Extract all of the entries and give them again, word for word.

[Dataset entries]
========================================================================
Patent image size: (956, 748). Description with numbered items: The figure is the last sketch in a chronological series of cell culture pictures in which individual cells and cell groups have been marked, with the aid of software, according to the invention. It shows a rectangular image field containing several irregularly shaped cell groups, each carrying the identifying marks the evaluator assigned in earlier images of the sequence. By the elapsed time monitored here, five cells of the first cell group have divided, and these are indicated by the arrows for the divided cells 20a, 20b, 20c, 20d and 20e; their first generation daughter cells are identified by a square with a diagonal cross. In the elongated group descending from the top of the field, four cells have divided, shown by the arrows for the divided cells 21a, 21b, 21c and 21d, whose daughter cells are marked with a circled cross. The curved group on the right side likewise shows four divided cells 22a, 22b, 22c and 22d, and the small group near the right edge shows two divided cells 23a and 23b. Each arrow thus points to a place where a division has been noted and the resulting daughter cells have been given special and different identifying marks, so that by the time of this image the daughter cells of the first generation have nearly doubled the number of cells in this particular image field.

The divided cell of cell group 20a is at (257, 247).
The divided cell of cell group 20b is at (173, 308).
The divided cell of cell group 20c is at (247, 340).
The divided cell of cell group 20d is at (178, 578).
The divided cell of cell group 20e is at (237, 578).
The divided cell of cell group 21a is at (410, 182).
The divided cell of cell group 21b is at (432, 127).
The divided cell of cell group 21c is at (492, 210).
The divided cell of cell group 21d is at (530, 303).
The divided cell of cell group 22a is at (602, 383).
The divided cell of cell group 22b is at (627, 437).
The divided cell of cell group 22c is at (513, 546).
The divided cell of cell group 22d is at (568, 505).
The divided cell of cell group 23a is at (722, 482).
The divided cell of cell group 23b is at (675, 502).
========================================================================
REPLY:
Patent image size: (956, 748). Description with numbered items: The figure is the last sketch in a chronological series of cell culture pictures in which individual cells and cell groups have been marked, with the aid of software, according to the invention. It shows a rectangular image field containing several irregularly shaped cell groups, each carrying the identifying marks the evaluator assigned in earlier images of the sequence. By the elapsed time monitored here, five cells of the first cell group have divided, and these are indicated by the arrows for the divided cells 20a, 20b, 20c, 20d and 20e; their first generation daughter cells are identified by a square with a diagonal cross. In the elongated group descending from the top of the field, four cells have divided, shown by the arrows for the divided cells 21a, 21b, 21c and 21d, whose daughter cells are marked with a circled cross. The curved group on the right side likewise shows four divided cells 22a, 22b, 22c and 22d, and the small group near the right edge shows two divided cells 23a and 23b. Each arrow thus points to a place where a division has been noted and the resulting daughter cells have been given special and different identifying marks, so that by the time of this image the daughter cells of the first generation have nearly doubled the number of cells in this particular image field.

The divided cell of cell group 20a is at (257, 247).
The divided cell of cell group 20b is at (173, 308).
The divided cell of cell group 20c is at (247, 340).
The divided cell of cell group 20d is at (178, 578).
The divided cell of cell group 20e is at (237, 578).
The divided cell of cell group 21a is at (410, 182).
The divided cell of cell group 21b is at (432, 127).
The divided cell of cell group 21c is at (492, 210).
The divided cell of cell group 21d is at (530, 303).
The divided cell of cell group 22a is at (602, 383).
The divided cell of cell group 22b is at (627, 437).
The divided cell of cell group 22c is at (513, 546).
The divided cell of cell group 22d is at (568, 505).
The divided cell of cell group 23a is at (722, 482).
The divided cell of cell group 23b is at (675, 502).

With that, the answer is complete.